▶ **DIRECTION**
Output each of the items below again, line for line, without changing any character.

▶ **STORED RECORDS**

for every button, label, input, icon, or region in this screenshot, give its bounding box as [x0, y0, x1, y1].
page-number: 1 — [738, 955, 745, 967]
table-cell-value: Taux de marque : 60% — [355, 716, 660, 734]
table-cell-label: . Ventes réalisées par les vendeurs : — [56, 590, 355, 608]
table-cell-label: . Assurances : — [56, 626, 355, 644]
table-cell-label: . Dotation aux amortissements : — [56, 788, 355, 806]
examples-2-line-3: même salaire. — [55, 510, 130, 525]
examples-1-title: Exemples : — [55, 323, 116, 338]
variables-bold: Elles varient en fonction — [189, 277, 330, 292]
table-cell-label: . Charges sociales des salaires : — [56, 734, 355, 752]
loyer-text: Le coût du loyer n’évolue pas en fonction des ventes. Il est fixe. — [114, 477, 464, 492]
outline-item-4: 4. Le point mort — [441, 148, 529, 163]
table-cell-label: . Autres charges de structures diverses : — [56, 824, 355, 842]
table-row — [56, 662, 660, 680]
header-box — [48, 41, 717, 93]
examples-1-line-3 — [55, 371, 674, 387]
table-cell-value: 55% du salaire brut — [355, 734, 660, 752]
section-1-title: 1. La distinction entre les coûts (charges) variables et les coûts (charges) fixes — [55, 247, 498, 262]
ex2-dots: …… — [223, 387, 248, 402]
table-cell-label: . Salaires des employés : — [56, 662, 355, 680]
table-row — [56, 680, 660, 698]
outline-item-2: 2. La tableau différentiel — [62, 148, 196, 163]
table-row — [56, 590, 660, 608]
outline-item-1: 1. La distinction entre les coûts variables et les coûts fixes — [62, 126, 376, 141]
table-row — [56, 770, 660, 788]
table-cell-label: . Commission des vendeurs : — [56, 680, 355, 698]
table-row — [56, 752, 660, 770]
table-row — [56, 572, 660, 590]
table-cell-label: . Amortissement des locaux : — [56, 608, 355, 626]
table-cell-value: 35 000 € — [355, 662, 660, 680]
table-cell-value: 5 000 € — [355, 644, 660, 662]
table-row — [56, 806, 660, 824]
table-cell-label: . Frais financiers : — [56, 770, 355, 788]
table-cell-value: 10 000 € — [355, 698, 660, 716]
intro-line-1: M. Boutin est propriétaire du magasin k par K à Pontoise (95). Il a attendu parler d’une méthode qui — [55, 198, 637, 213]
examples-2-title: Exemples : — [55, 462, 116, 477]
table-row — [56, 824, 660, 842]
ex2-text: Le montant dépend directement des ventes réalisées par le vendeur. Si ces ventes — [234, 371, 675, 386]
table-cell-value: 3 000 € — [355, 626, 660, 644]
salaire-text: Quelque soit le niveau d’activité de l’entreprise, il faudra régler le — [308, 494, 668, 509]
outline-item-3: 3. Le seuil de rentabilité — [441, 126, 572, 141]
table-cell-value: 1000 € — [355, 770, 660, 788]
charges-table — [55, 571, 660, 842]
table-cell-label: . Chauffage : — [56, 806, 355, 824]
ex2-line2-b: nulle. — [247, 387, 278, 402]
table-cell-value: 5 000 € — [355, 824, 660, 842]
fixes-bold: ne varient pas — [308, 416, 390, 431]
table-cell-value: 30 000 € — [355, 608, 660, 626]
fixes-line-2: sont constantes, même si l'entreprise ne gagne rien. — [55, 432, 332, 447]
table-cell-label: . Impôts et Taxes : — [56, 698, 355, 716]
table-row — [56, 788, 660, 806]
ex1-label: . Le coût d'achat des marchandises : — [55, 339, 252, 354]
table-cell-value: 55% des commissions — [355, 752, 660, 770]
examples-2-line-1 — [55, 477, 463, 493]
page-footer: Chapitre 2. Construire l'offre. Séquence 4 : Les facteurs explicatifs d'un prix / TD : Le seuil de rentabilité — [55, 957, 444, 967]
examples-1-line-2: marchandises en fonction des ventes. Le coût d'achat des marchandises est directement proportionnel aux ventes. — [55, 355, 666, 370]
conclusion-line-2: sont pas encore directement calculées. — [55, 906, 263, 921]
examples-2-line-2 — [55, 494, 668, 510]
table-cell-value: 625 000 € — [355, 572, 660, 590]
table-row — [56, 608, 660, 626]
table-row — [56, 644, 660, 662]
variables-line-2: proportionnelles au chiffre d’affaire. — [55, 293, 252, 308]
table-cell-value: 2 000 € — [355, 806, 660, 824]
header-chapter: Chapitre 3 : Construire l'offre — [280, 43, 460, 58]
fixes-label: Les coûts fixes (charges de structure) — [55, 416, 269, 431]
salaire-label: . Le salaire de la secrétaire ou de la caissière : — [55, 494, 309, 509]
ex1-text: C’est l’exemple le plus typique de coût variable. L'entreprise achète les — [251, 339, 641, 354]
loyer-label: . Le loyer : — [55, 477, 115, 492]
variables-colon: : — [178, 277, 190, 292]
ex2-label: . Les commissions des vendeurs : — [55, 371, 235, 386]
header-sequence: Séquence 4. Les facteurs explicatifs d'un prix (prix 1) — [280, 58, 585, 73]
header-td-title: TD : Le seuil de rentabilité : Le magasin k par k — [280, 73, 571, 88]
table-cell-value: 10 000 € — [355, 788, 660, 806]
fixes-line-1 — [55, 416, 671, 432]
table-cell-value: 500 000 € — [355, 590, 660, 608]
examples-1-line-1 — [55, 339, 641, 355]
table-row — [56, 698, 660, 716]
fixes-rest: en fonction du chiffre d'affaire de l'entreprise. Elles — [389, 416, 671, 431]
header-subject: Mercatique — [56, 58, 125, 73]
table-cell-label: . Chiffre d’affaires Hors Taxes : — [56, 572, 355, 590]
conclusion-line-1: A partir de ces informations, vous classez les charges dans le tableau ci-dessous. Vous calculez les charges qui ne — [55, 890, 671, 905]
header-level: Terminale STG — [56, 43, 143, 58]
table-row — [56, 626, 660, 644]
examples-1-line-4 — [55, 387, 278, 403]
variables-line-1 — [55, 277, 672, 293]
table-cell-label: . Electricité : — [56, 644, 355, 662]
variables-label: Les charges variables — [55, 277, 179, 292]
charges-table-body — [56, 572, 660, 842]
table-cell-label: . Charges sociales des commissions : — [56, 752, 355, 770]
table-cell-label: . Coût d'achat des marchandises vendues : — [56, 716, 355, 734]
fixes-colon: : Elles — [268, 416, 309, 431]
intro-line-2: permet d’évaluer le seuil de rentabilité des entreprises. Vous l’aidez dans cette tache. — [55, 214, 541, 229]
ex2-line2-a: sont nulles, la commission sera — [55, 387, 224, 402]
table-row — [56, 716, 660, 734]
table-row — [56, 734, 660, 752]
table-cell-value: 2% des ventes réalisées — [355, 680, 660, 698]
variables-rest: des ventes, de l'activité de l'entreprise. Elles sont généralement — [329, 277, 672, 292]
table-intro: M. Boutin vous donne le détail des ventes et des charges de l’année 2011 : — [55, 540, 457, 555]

▶ **EXPECTED ANSWER**
for every button, label, input, icon, or region in this screenshot, give its bounding box as [x0, y0, x1, y1].
page-number: 1 — [738, 955, 745, 967]
table-cell-value: Taux de marque : 60% — [355, 716, 660, 734]
table-cell-label: . Ventes réalisées par les vendeurs : — [56, 590, 355, 608]
table-cell-label: . Assurances : — [56, 626, 355, 644]
table-cell-label: . Dotation aux amortissements : — [56, 788, 355, 806]
examples-2-line-3: même salaire. — [55, 510, 130, 525]
examples-1-title: Exemples : — [55, 323, 116, 338]
variables-bold: Elles varient en fonction — [189, 277, 330, 292]
table-cell-label: . Charges sociales des salaires : — [56, 734, 355, 752]
loyer-text: Le coût du loyer n’évolue pas en fonction des ventes. Il est fixe. — [114, 477, 464, 492]
outline-item-4: 4. Le point mort — [441, 148, 529, 163]
table-cell-label: . Autres charges de structures diverses : — [56, 824, 355, 842]
table-row — [56, 662, 660, 680]
header-box — [48, 41, 717, 93]
examples-1-line-3 — [55, 371, 674, 387]
table-cell-value: 55% du salaire brut — [355, 734, 660, 752]
section-1-title: 1. La distinction entre les coûts (charges) variables et les coûts (charges) fixes — [55, 247, 498, 262]
ex2-dots: …… — [223, 387, 248, 402]
table-cell-label: . Salaires des employés : — [56, 662, 355, 680]
table-row — [56, 680, 660, 698]
outline-item-2: 2. La tableau différentiel — [62, 148, 196, 163]
table-row — [56, 590, 660, 608]
outline-item-1: 1. La distinction entre les coûts variables et les coûts fixes — [62, 126, 376, 141]
table-row — [56, 770, 660, 788]
table-cell-label: . Commission des vendeurs : — [56, 680, 355, 698]
table-row — [56, 752, 660, 770]
table-row — [56, 572, 660, 590]
table-cell-label: . Amortissement des locaux : — [56, 608, 355, 626]
table-cell-value: 35 000 € — [355, 662, 660, 680]
table-cell-value: 5 000 € — [355, 644, 660, 662]
table-row — [56, 806, 660, 824]
table-cell-label: . Frais financiers : — [56, 770, 355, 788]
table-cell-value: 10 000 € — [355, 698, 660, 716]
intro-line-1: M. Boutin est propriétaire du magasin k par K à Pontoise (95). Il a attendu parler d’une méthode qui — [55, 198, 637, 213]
examples-2-title: Exemples : — [55, 462, 116, 477]
table-row — [56, 824, 660, 842]
ex2-text: Le montant dépend directement des ventes réalisées par le vendeur. Si ces ventes — [234, 371, 675, 386]
table-cell-value: 3 000 € — [355, 626, 660, 644]
salaire-text: Quelque soit le niveau d’activité de l’entreprise, il faudra régler le — [308, 494, 668, 509]
outline-item-3: 3. Le seuil de rentabilité — [441, 126, 572, 141]
table-cell-value: 1000 € — [355, 770, 660, 788]
charges-table — [55, 571, 660, 842]
table-cell-label: . Chauffage : — [56, 806, 355, 824]
ex2-line2-b: nulle. — [247, 387, 278, 402]
table-cell-value: 5 000 € — [355, 824, 660, 842]
fixes-bold: ne varient pas — [308, 416, 390, 431]
table-cell-value: 30 000 € — [355, 608, 660, 626]
fixes-line-2: sont constantes, même si l'entreprise ne gagne rien. — [55, 432, 332, 447]
table-cell-label: . Impôts et Taxes : — [56, 698, 355, 716]
table-row — [56, 788, 660, 806]
ex1-label: . Le coût d'achat des marchandises : — [55, 339, 252, 354]
table-cell-value: 55% des commissions — [355, 752, 660, 770]
examples-2-line-1 — [55, 477, 463, 493]
page-footer: Chapitre 2. Construire l'offre. Séquence 4 : Les facteurs explicatifs d'un prix / TD : Le seuil de rentabilité — [55, 957, 444, 967]
examples-1-line-2: marchandises en fonction des ventes. Le coût d'achat des marchandises est directement proportionnel aux ventes. — [55, 355, 666, 370]
conclusion-line-2: sont pas encore directement calculées. — [55, 906, 263, 921]
examples-2-line-2 — [55, 494, 668, 510]
table-cell-value: 625 000 € — [355, 572, 660, 590]
table-row — [56, 608, 660, 626]
table-row — [56, 644, 660, 662]
variables-line-2: proportionnelles au chiffre d’affaire. — [55, 293, 252, 308]
table-cell-value: 2 000 € — [355, 806, 660, 824]
header-chapter: Chapitre 3 : Construire l'offre — [280, 43, 460, 58]
fixes-label: Les coûts fixes (charges de structure) — [55, 416, 269, 431]
salaire-label: . Le salaire de la secrétaire ou de la caissière : — [55, 494, 309, 509]
ex1-text: C’est l’exemple le plus typique de coût variable. L'entreprise achète les — [251, 339, 641, 354]
loyer-label: . Le loyer : — [55, 477, 115, 492]
variables-colon: : — [178, 277, 190, 292]
ex2-label: . Les commissions des vendeurs : — [55, 371, 235, 386]
header-sequence: Séquence 4. Les facteurs explicatifs d'un prix (prix 1) — [280, 58, 585, 73]
header-td-title: TD : Le seuil de rentabilité : Le magasin k par k — [280, 73, 571, 88]
table-cell-value: 10 000 € — [355, 788, 660, 806]
fixes-line-1 — [55, 416, 671, 432]
table-cell-value: 500 000 € — [355, 590, 660, 608]
examples-1-line-1 — [55, 339, 641, 355]
table-row — [56, 698, 660, 716]
fixes-rest: en fonction du chiffre d'affaire de l'entreprise. Elles — [389, 416, 671, 431]
header-subject: Mercatique — [56, 58, 125, 73]
table-cell-label: . Chiffre d’affaires Hors Taxes : — [56, 572, 355, 590]
conclusion-line-1: A partir de ces informations, vous classez les charges dans le tableau ci-dessous. Vous calculez les charges qui ne — [55, 890, 671, 905]
header-level: Terminale STG — [56, 43, 143, 58]
table-row — [56, 626, 660, 644]
examples-1-line-4 — [55, 387, 278, 403]
variables-line-1 — [55, 277, 672, 293]
table-cell-label: . Electricité : — [56, 644, 355, 662]
variables-label: Les charges variables — [55, 277, 179, 292]
charges-table-body — [56, 572, 660, 842]
table-cell-label: . Charges sociales des commissions : — [56, 752, 355, 770]
table-cell-label: . Coût d'achat des marchandises vendues : — [56, 716, 355, 734]
fixes-colon: : Elles — [268, 416, 309, 431]
intro-line-2: permet d’évaluer le seuil de rentabilité des entreprises. Vous l’aidez dans cette tache. — [55, 214, 541, 229]
ex2-line2-a: sont nulles, la commission sera — [55, 387, 224, 402]
table-row — [56, 716, 660, 734]
table-row — [56, 734, 660, 752]
table-cell-value: 2% des ventes réalisées — [355, 680, 660, 698]
variables-rest: des ventes, de l'activité de l'entreprise. Elles sont généralement — [329, 277, 672, 292]
table-intro: M. Boutin vous donne le détail des ventes et des charges de l’année 2011 : — [55, 540, 457, 555]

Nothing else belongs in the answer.